_REQUIREMENT_. Below are some records; repeat them all exactly, minus the pictures.

####################

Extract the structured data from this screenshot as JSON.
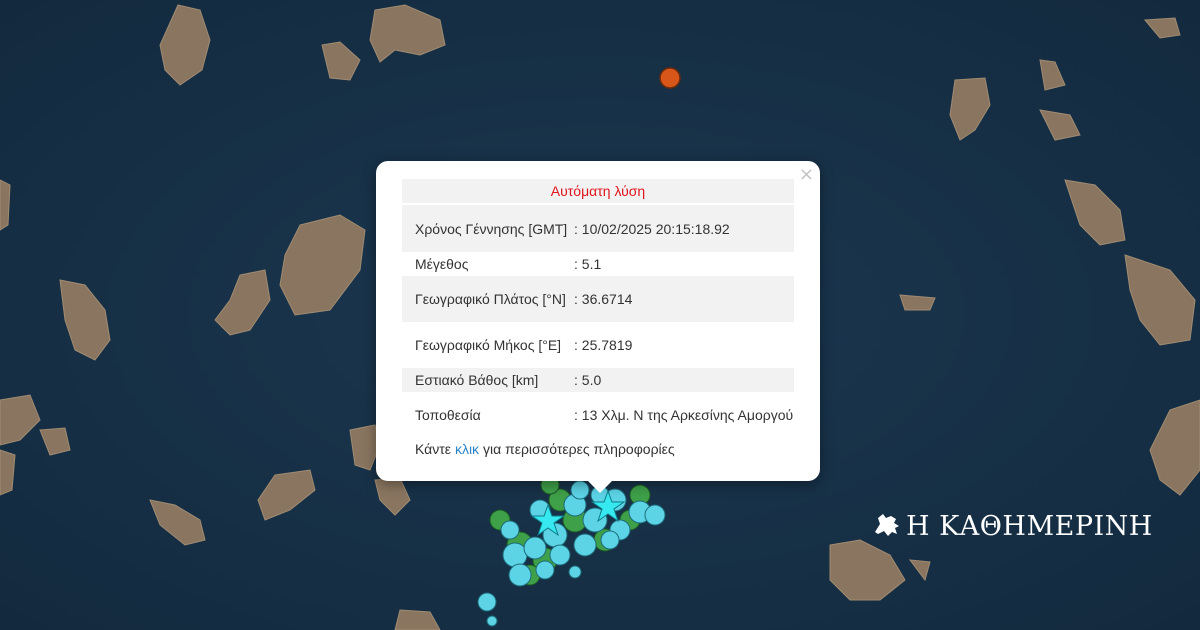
{
  "map": {
    "description_icon": "seismic-event-map",
    "colors": {
      "sea": "#18324a",
      "land": "#8a7660",
      "event_recent": "#5cd4e6",
      "event_older": "#3fa04a",
      "event_orange": "#d9561b",
      "star": "#36e8f0"
    }
  },
  "popup": {
    "close_label": "×",
    "title": "Αυτόματη λύση",
    "rows": [
      {
        "label": "Χρόνος Γέννησης [GMT]",
        "value": ": 10/02/2025 20:15:18.92"
      },
      {
        "label": "Μέγεθος",
        "value": ": 5.1"
      },
      {
        "label": "Γεωγραφικό Πλάτος [°N]",
        "value": ": 36.6714"
      },
      {
        "label": "Γεωγραφικό Μήκος [°E]",
        "value": ": 25.7819"
      },
      {
        "label": "Εστιακό Βάθος [km]",
        "value": ": 5.0"
      },
      {
        "label": "Τοποθεσία",
        "value": ": 13 Χλμ. Ν της Αρκεσίνης Αμοργού"
      }
    ],
    "more_prefix": "Κάντε",
    "more_link": "κλικ",
    "more_suffix": "για περισσότερες πληροφορίες"
  },
  "logo": {
    "text": "Η ΚΑΘΗΜΕΡΙΝΗ",
    "icon": "horse-rider-logo-icon"
  }
}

####################

_FINAL RESULT_.
Extract the structured data from this screenshot as JSON.
{
  "map": {
    "description_icon": "seismic-event-map",
    "colors": {
      "sea": "#18324a",
      "land": "#8a7660",
      "event_recent": "#5cd4e6",
      "event_older": "#3fa04a",
      "event_orange": "#d9561b",
      "star": "#36e8f0"
    }
  },
  "popup": {
    "close_label": "×",
    "title": "Αυτόματη λύση",
    "rows": [
      {
        "label": "Χρόνος Γέννησης [GMT]",
        "value": ": 10/02/2025 20:15:18.92"
      },
      {
        "label": "Μέγεθος",
        "value": ": 5.1"
      },
      {
        "label": "Γεωγραφικό Πλάτος [°N]",
        "value": ": 36.6714"
      },
      {
        "label": "Γεωγραφικό Μήκος [°E]",
        "value": ": 25.7819"
      },
      {
        "label": "Εστιακό Βάθος [km]",
        "value": ": 5.0"
      },
      {
        "label": "Τοποθεσία",
        "value": ": 13 Χλμ. Ν της Αρκεσίνης Αμοργού"
      }
    ],
    "more_prefix": "Κάντε",
    "more_link": "κλικ",
    "more_suffix": "για περισσότερες πληροφορίες"
  },
  "logo": {
    "text": "Η ΚΑΘΗΜΕΡΙΝΗ",
    "icon": "horse-rider-logo-icon"
  }
}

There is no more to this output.